One of the ways that climate information can be made more useful to users is to generate scenarios. Scenarios can link socioeconomic and climate trends to provide plausible, alternative futures and thus are useful for planning (Tschakert and Dietrich 2010). PSP involves climate information producers and users to generate scenarios that are useful and usable for them in decision-making (Kok et al. 2007). PSP for adaptation planning has been used in many different contexts around the world and has well-documented benefits, in terms of increasing legitimacy, utility and building capacity and shared understanding within the process of development (e.g. Bizikova et al. 2014; Flynn et al. 2018).

Stored data:

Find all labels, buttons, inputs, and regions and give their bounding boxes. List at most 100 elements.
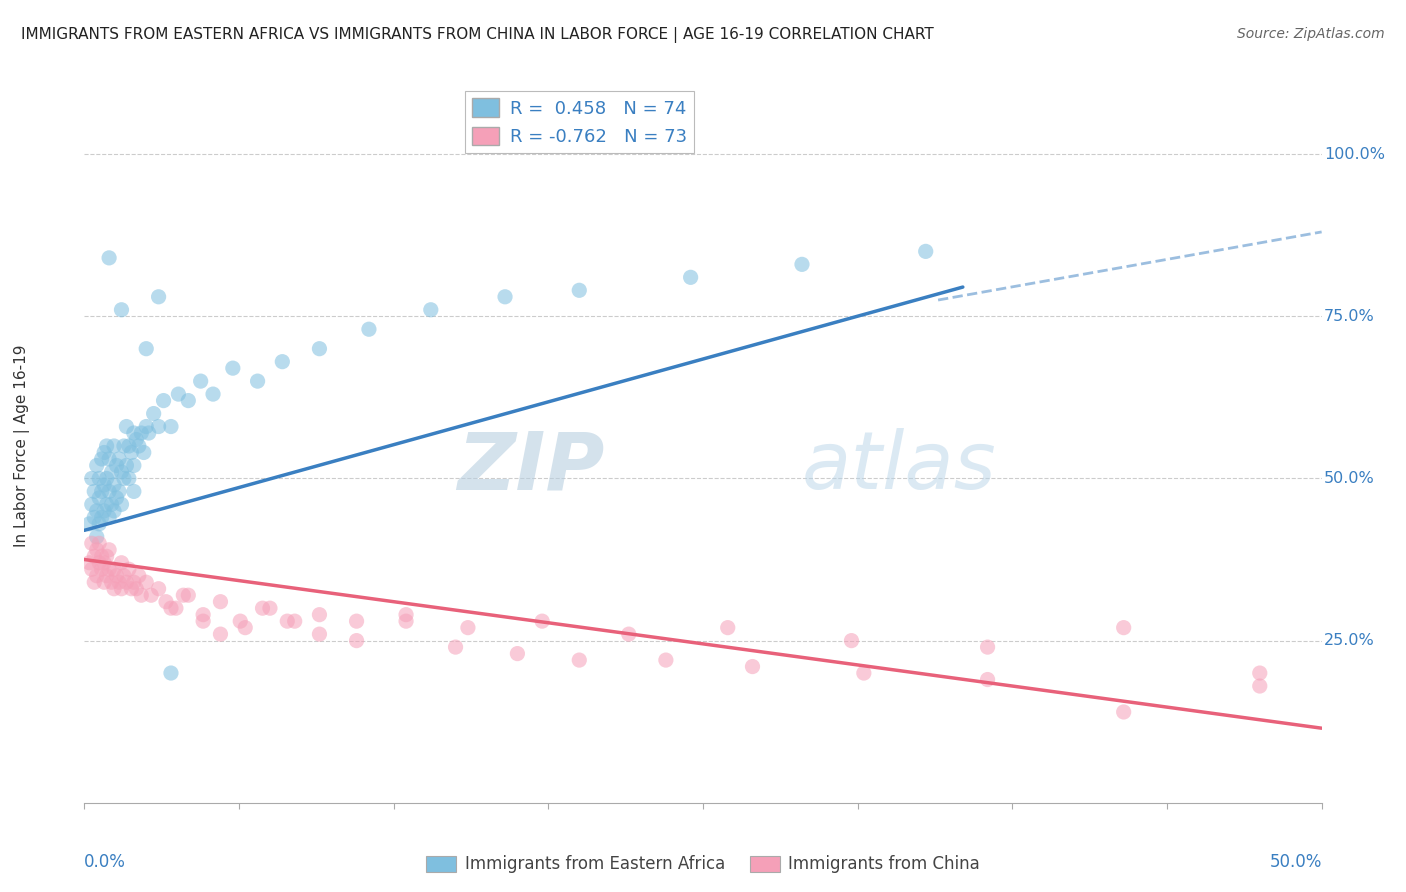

Objectives:
• a. Summarize the passage on climate scenarios in two sentences.
• b. Quote the passage on climate scenarios word for word from "One of the ways" to "et al. 2018).".

Worked solutions:
• a. Scenarios, which link socioeconomic and climate trends to offer plausible alternative futures, are one way to make climate information more useful for planning. PSP involves both producers and users of climate information in creating scenarios they can use in decision-making, and it has been applied to adaptation planning in many contexts worldwide, with well-documented benefits such as greater legitimacy and utility, built capacity, and shared understanding.

• b.
One of the ways that climate information can be made more useful to users is to generate scenarios. Scenarios can link socioeconomic and climate trends to provide plausible, alternative futures and thus are useful for planning (Tschakert and Dietrich 2010). PSP involves climate information producers and users to generate scenarios that are useful and usable for them in decision-making (Kok et al. 2007). PSP for adaptation planning has been used in many different contexts around the world and has well-documented benefits, in terms of increasing legitimacy, utility and building capacity and shared understanding within the process of development (e.g. Bizikova et al. 2014; Flynn et al. 2018).